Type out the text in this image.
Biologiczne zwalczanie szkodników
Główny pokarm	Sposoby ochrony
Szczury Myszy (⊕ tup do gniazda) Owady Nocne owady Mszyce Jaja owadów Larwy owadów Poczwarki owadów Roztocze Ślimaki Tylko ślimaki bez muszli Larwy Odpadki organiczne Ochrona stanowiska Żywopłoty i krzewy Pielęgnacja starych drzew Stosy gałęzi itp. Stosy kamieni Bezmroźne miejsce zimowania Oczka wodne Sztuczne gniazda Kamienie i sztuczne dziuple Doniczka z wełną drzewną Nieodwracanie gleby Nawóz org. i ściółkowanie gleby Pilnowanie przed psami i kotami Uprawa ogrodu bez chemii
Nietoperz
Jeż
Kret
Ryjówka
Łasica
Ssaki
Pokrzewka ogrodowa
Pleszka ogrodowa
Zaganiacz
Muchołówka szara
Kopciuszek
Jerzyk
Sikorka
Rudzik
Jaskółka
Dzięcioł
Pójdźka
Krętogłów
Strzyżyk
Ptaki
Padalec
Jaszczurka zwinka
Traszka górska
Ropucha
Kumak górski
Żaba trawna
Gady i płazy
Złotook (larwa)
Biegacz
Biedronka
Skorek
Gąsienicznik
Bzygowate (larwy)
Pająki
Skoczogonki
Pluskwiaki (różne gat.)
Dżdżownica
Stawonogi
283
-*-
GIVEN PROBLEM: Repeat the data exactly. Leave nothing out.

EXERCISE RESPONSE:
Type out the text in this image.
Biologiczne zwalczanie szkodników
Główny pokarm	Sposoby ochrony
Szczury Myszy (⊕ tup do gniazda) Owady Nocne owady Mszyce Jaja owadów Larwy owadów Poczwarki owadów Roztocze Ślimaki Tylko ślimaki bez muszli Larwy Odpadki organiczne Ochrona stanowiska Żywopłoty i krzewy Pielęgnacja starych drzew Stosy gałęzi itp. Stosy kamieni Bezmroźne miejsce zimowania Oczka wodne Sztuczne gniazda Kamienie i sztuczne dziuple Doniczka z wełną drzewną Nieodwracanie gleby Nawóz org. i ściółkowanie gleby Pilnowanie przed psami i kotami Uprawa ogrodu bez chemii
Nietoperz
Jeż
Kret
Ryjówka
Łasica
Ssaki
Pokrzewka ogrodowa
Pleszka ogrodowa
Zaganiacz
Muchołówka szara
Kopciuszek
Jerzyk
Sikorka
Rudzik
Jaskółka
Dzięcioł
Pójdźka
Krętogłów
Strzyżyk
Ptaki
Padalec
Jaszczurka zwinka
Traszka górska
Ropucha
Kumak górski
Żaba trawna
Gady i płazy
Złotook (larwa)
Biegacz
Biedronka
Skorek
Gąsienicznik
Bzygowate (larwy)
Pająki
Skoczogonki
Pluskwiaki (różne gat.)
Dżdżownica
Stawonogi
283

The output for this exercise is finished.